▸ **Stated problem**
Set down the whole listing verbatim.

▸ **Recorded data**
>> Start

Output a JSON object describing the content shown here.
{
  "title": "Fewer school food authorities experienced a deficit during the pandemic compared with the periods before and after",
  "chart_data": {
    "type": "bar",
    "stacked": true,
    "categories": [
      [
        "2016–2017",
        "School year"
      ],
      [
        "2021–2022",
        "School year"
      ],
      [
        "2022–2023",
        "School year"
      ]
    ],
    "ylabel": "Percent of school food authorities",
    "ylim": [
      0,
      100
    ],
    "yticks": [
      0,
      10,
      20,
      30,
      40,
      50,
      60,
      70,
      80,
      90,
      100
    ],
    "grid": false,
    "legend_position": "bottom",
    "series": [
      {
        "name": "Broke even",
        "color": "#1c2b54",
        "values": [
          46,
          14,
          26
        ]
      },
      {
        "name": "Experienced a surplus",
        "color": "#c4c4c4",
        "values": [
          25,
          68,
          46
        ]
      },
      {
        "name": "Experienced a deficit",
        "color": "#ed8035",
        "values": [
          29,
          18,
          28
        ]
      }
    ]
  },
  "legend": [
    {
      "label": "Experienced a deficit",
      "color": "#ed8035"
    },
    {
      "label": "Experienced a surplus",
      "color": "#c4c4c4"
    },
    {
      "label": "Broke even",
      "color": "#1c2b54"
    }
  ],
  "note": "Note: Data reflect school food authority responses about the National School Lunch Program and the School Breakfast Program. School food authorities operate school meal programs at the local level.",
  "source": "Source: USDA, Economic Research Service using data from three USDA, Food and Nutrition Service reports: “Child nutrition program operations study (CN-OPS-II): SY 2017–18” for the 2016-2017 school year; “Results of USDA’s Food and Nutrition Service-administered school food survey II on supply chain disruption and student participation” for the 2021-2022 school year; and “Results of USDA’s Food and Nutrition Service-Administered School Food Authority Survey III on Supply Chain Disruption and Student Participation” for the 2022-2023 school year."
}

>> End

▸ **Task answer**
Output a JSON object describing the content shown here.
{
  "title": "Fewer school food authorities experienced a deficit during the pandemic compared with the periods before and after",
  "chart_data": {
    "type": "bar",
    "stacked": true,
    "categories": [
      [
        "2016–2017",
        "School year"
      ],
      [
        "2021–2022",
        "School year"
      ],
      [
        "2022–2023",
        "School year"
      ]
    ],
    "ylabel": "Percent of school food authorities",
    "ylim": [
      0,
      100
    ],
    "yticks": [
      0,
      10,
      20,
      30,
      40,
      50,
      60,
      70,
      80,
      90,
      100
    ],
    "grid": false,
    "legend_position": "bottom",
    "series": [
      {
        "name": "Broke even",
        "color": "#1c2b54",
        "values": [
          46,
          14,
          26
        ]
      },
      {
        "name": "Experienced a surplus",
        "color": "#c4c4c4",
        "values": [
          25,
          68,
          46
        ]
      },
      {
        "name": "Experienced a deficit",
        "color": "#ed8035",
        "values": [
          29,
          18,
          28
        ]
      }
    ]
  },
  "legend": [
    {
      "label": "Experienced a deficit",
      "color": "#ed8035"
    },
    {
      "label": "Experienced a surplus",
      "color": "#c4c4c4"
    },
    {
      "label": "Broke even",
      "color": "#1c2b54"
    }
  ],
  "note": "Note: Data reflect school food authority responses about the National School Lunch Program and the School Breakfast Program. School food authorities operate school meal programs at the local level.",
  "source": "Source: USDA, Economic Research Service using data from three USDA, Food and Nutrition Service reports: “Child nutrition program operations study (CN-OPS-II): SY 2017–18” for the 2016-2017 school year; “Results of USDA’s Food and Nutrition Service-administered school food survey II on supply chain disruption and student participation” for the 2021-2022 school year; and “Results of USDA’s Food and Nutrition Service-Administered School Food Authority Survey III on Supply Chain Disruption and Student Participation” for the 2022-2023 school year."
}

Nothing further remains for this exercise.